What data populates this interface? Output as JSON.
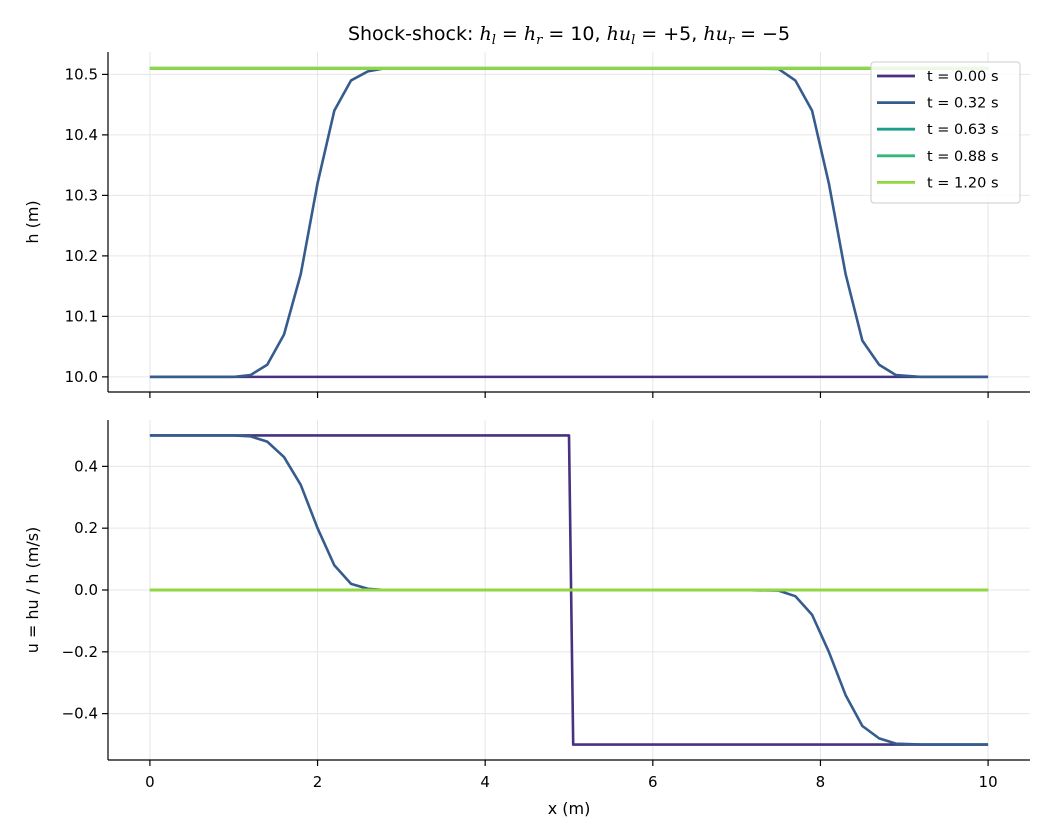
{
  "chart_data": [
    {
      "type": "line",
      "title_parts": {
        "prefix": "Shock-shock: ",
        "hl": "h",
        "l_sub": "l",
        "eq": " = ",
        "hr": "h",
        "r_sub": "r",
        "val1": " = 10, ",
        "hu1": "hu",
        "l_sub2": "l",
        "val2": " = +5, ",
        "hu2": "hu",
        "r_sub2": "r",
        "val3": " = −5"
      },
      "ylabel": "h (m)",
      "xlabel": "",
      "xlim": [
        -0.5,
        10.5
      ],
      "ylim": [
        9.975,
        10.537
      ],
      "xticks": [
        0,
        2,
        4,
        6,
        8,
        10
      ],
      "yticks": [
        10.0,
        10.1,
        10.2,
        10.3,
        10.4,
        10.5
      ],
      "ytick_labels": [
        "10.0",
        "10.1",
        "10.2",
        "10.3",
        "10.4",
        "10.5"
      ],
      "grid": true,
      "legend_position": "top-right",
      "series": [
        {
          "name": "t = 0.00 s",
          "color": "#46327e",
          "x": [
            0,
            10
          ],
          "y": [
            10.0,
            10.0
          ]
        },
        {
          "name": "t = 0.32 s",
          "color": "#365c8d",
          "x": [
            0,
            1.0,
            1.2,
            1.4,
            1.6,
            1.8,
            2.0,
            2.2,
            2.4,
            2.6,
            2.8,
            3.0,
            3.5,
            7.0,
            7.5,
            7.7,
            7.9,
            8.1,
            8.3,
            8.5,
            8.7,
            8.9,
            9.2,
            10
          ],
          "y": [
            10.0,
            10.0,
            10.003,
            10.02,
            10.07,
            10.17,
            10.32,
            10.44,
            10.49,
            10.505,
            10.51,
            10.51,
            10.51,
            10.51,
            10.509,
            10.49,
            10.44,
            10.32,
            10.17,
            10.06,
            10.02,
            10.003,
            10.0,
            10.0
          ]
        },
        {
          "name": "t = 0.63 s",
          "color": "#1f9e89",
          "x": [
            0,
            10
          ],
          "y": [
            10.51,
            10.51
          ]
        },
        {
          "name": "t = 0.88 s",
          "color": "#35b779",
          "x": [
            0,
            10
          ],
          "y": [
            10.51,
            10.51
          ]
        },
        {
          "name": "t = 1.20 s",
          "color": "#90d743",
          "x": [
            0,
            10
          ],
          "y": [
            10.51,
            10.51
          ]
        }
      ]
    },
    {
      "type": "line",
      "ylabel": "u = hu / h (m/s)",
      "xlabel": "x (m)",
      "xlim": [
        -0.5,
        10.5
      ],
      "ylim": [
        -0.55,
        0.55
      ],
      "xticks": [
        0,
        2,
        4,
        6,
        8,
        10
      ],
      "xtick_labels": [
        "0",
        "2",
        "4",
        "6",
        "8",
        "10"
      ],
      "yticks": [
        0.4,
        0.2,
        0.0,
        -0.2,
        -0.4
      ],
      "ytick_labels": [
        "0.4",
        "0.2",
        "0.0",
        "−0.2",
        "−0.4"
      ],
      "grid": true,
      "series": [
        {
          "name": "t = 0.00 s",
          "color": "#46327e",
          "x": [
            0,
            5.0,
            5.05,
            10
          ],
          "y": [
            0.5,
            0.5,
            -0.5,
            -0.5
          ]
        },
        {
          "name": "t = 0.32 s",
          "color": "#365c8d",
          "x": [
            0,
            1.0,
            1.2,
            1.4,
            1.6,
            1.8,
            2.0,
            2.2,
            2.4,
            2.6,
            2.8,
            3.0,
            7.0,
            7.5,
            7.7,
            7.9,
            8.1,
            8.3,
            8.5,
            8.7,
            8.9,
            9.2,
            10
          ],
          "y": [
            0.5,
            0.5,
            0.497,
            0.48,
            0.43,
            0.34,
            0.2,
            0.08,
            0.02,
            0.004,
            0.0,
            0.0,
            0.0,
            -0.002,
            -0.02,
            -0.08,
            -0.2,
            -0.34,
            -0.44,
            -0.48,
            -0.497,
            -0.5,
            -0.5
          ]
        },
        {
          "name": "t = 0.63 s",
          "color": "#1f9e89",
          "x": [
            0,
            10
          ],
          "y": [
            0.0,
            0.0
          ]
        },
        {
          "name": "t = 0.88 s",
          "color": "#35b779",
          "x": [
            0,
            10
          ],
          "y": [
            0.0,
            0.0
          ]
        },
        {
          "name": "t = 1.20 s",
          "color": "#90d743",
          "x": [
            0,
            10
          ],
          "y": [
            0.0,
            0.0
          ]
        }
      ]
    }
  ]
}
+ + + +
● **TASK STATEMENT**: Reproduce the whole listing exactly, but not the images in it.

● **SOLUTION TO THIS EXERCISE**:
What data populates this interface? Output as JSON.
{
  "chart_data": [
    {
      "type": "line",
      "title_parts": {
        "prefix": "Shock-shock: ",
        "hl": "h",
        "l_sub": "l",
        "eq": " = ",
        "hr": "h",
        "r_sub": "r",
        "val1": " = 10, ",
        "hu1": "hu",
        "l_sub2": "l",
        "val2": " = +5, ",
        "hu2": "hu",
        "r_sub2": "r",
        "val3": " = −5"
      },
      "ylabel": "h (m)",
      "xlabel": "",
      "xlim": [
        -0.5,
        10.5
      ],
      "ylim": [
        9.975,
        10.537
      ],
      "xticks": [
        0,
        2,
        4,
        6,
        8,
        10
      ],
      "yticks": [
        10.0,
        10.1,
        10.2,
        10.3,
        10.4,
        10.5
      ],
      "ytick_labels": [
        "10.0",
        "10.1",
        "10.2",
        "10.3",
        "10.4",
        "10.5"
      ],
      "grid": true,
      "legend_position": "top-right",
      "series": [
        {
          "name": "t = 0.00 s",
          "color": "#46327e",
          "x": [
            0,
            10
          ],
          "y": [
            10.0,
            10.0
          ]
        },
        {
          "name": "t = 0.32 s",
          "color": "#365c8d",
          "x": [
            0,
            1.0,
            1.2,
            1.4,
            1.6,
            1.8,
            2.0,
            2.2,
            2.4,
            2.6,
            2.8,
            3.0,
            3.5,
            7.0,
            7.5,
            7.7,
            7.9,
            8.1,
            8.3,
            8.5,
            8.7,
            8.9,
            9.2,
            10
          ],
          "y": [
            10.0,
            10.0,
            10.003,
            10.02,
            10.07,
            10.17,
            10.32,
            10.44,
            10.49,
            10.505,
            10.51,
            10.51,
            10.51,
            10.51,
            10.509,
            10.49,
            10.44,
            10.32,
            10.17,
            10.06,
            10.02,
            10.003,
            10.0,
            10.0
          ]
        },
        {
          "name": "t = 0.63 s",
          "color": "#1f9e89",
          "x": [
            0,
            10
          ],
          "y": [
            10.51,
            10.51
          ]
        },
        {
          "name": "t = 0.88 s",
          "color": "#35b779",
          "x": [
            0,
            10
          ],
          "y": [
            10.51,
            10.51
          ]
        },
        {
          "name": "t = 1.20 s",
          "color": "#90d743",
          "x": [
            0,
            10
          ],
          "y": [
            10.51,
            10.51
          ]
        }
      ]
    },
    {
      "type": "line",
      "ylabel": "u = hu / h (m/s)",
      "xlabel": "x (m)",
      "xlim": [
        -0.5,
        10.5
      ],
      "ylim": [
        -0.55,
        0.55
      ],
      "xticks": [
        0,
        2,
        4,
        6,
        8,
        10
      ],
      "xtick_labels": [
        "0",
        "2",
        "4",
        "6",
        "8",
        "10"
      ],
      "yticks": [
        0.4,
        0.2,
        0.0,
        -0.2,
        -0.4
      ],
      "ytick_labels": [
        "0.4",
        "0.2",
        "0.0",
        "−0.2",
        "−0.4"
      ],
      "grid": true,
      "series": [
        {
          "name": "t = 0.00 s",
          "color": "#46327e",
          "x": [
            0,
            5.0,
            5.05,
            10
          ],
          "y": [
            0.5,
            0.5,
            -0.5,
            -0.5
          ]
        },
        {
          "name": "t = 0.32 s",
          "color": "#365c8d",
          "x": [
            0,
            1.0,
            1.2,
            1.4,
            1.6,
            1.8,
            2.0,
            2.2,
            2.4,
            2.6,
            2.8,
            3.0,
            7.0,
            7.5,
            7.7,
            7.9,
            8.1,
            8.3,
            8.5,
            8.7,
            8.9,
            9.2,
            10
          ],
          "y": [
            0.5,
            0.5,
            0.497,
            0.48,
            0.43,
            0.34,
            0.2,
            0.08,
            0.02,
            0.004,
            0.0,
            0.0,
            0.0,
            -0.002,
            -0.02,
            -0.08,
            -0.2,
            -0.34,
            -0.44,
            -0.48,
            -0.497,
            -0.5,
            -0.5
          ]
        },
        {
          "name": "t = 0.63 s",
          "color": "#1f9e89",
          "x": [
            0,
            10
          ],
          "y": [
            0.0,
            0.0
          ]
        },
        {
          "name": "t = 0.88 s",
          "color": "#35b779",
          "x": [
            0,
            10
          ],
          "y": [
            0.0,
            0.0
          ]
        },
        {
          "name": "t = 1.20 s",
          "color": "#90d743",
          "x": [
            0,
            10
          ],
          "y": [
            0.0,
            0.0
          ]
        }
      ]
    }
  ]
}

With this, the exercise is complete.